SET EXERCISE:
Do not carry the pictures over; copy every other part of the entries exactly.

+--

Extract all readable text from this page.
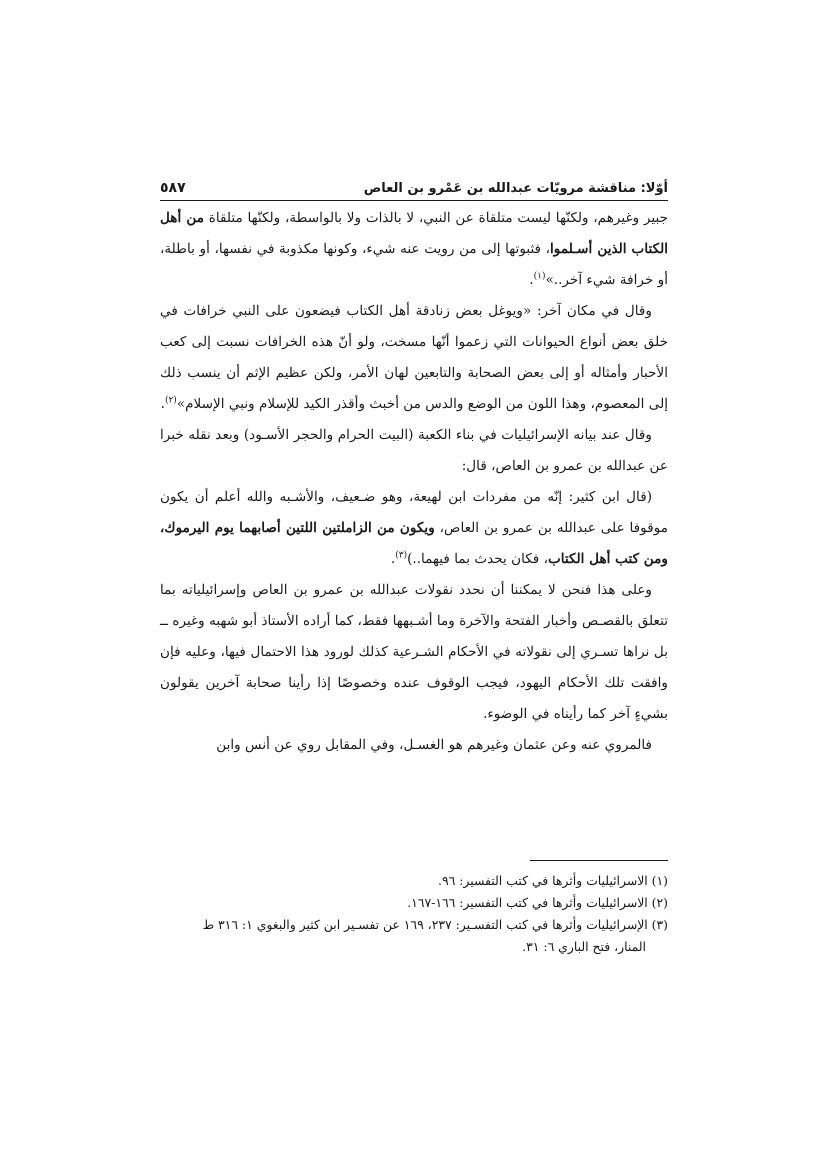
أوّلا: مناقشة مرويّات عبدالله بن عَمْرو بن العاص
٥٨٧

جبير وغيرهم، ولكنّها ليست متلقاة عن النبي، لا بالذات ولا بالواسطة، ولكنّها متلقاة من أهل الكتاب الذين أسـلموا، فثبوتها إلى من رويت عنه شيء، وكونها مكذوبة في نفسها، أو باطلة، أو خرافة شيء آخر..»$^{(١)}$.

وقال في مكان آخر: «ويوغل بعض زنادقة أهل الكتاب فيضعون على النبي خرافات في خلق بعض أنواع الحيوانات التي زعموا أنّها مسخت، ولو أنّ هذه الخرافات نسبت إلى كعب الأحبار وأمثاله أو إلى بعض الصحابة والتابعين لهان الأمر، ولكن عظيم الإثم أن ينسب ذلك إلى المعصوم، وهذا اللون من الوضع والدس من أخبث وأقذر الكيد للإسلام ونبي الإسلام»$^{(٢)}$.

وقال عند بيانه الإسرائيليات في بناء الكعبة (البيت الحرام والحجر الأسـود) وبعد نقله خبرا عن عبدالله بن عمرو بن العاص، قال:

(قال ابن كثير: إنّه من مفردات ابن لهيعة، وهو ضـعيف، والأشـبه والله أعلم أن يكون موقوفا على عبدالله بن عمرو بن العاص، ويكون من الزاملتين اللتين أصابهما يوم اليرموك، ومن كتب أهل الكتاب، فكان يحدث بما فيهما..)$^{(٣)}$.

وعلى هذا فنحن لا يمكننا أن نحدد نقولات عبدالله بن عمرو بن العاص وإسرائيلياته بما تتعلق بالقصـص وأخبار الفتحة والآخرة وما أشـبهها فقط، كما أراده الأستاذ أبو شهبه وغيره ــ بل نراها تسـري إلى نقولاته في الأحكام الشـرعية كذلك لورود هذا الاحتمال فيها، وعليه فإن وافقت تلك الأحكام اليهود، فيجب الوقوف عنده وخصوصًا إذا رأينا صحابة آخرين يقولون بشيءٍ آخر كما رأيناه في الوضوء.

فالمروي عنه وعن عثمان وغيرهم هو الغسـل، وفي المقابل روي عن أنس وابن

(١) الاسرائيليات وأثرها في كتب التفسير: ٩٦.

(٢) الاسرائيليات وأثرها في كتب التفسير: ١٦٦-١٦٧.

(٣) الإسرائيليات وأثرها في كتب التفسـير: ٢٣٧، ١٦٩ عن تفسـير ابن كثير والبغوي ١: ٣١٦ ط
المنار، فتح الباري ٦: ٣١.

+--

TASK SOLUTION:
Extract all readable text from this page.
أوّلا: مناقشة مرويّات عبدالله بن عَمْرو بن العاص
٥٨٧

جبير وغيرهم، ولكنّها ليست متلقاة عن النبي، لا بالذات ولا بالواسطة، ولكنّها متلقاة من أهل الكتاب الذين أسـلموا، فثبوتها إلى من رويت عنه شيء، وكونها مكذوبة في نفسها، أو باطلة، أو خرافة شيء آخر..»$^{(١)}$.

وقال في مكان آخر: «ويوغل بعض زنادقة أهل الكتاب فيضعون على النبي خرافات في خلق بعض أنواع الحيوانات التي زعموا أنّها مسخت، ولو أنّ هذه الخرافات نسبت إلى كعب الأحبار وأمثاله أو إلى بعض الصحابة والتابعين لهان الأمر، ولكن عظيم الإثم أن ينسب ذلك إلى المعصوم، وهذا اللون من الوضع والدس من أخبث وأقذر الكيد للإسلام ونبي الإسلام»$^{(٢)}$.

وقال عند بيانه الإسرائيليات في بناء الكعبة (البيت الحرام والحجر الأسـود) وبعد نقله خبرا عن عبدالله بن عمرو بن العاص، قال:

(قال ابن كثير: إنّه من مفردات ابن لهيعة، وهو ضـعيف، والأشـبه والله أعلم أن يكون موقوفا على عبدالله بن عمرو بن العاص، ويكون من الزاملتين اللتين أصابهما يوم اليرموك، ومن كتب أهل الكتاب، فكان يحدث بما فيهما..)$^{(٣)}$.

وعلى هذا فنحن لا يمكننا أن نحدد نقولات عبدالله بن عمرو بن العاص وإسرائيلياته بما تتعلق بالقصـص وأخبار الفتحة والآخرة وما أشـبهها فقط، كما أراده الأستاذ أبو شهبه وغيره ــ بل نراها تسـري إلى نقولاته في الأحكام الشـرعية كذلك لورود هذا الاحتمال فيها، وعليه فإن وافقت تلك الأحكام اليهود، فيجب الوقوف عنده وخصوصًا إذا رأينا صحابة آخرين يقولون بشيءٍ آخر كما رأيناه في الوضوء.

فالمروي عنه وعن عثمان وغيرهم هو الغسـل، وفي المقابل روي عن أنس وابن

(١) الاسرائيليات وأثرها في كتب التفسير: ٩٦.

(٢) الاسرائيليات وأثرها في كتب التفسير: ١٦٦-١٦٧.

(٣) الإسرائيليات وأثرها في كتب التفسـير: ٢٣٧، ١٦٩ عن تفسـير ابن كثير والبغوي ١: ٣١٦ ط
المنار، فتح الباري ٦: ٣١.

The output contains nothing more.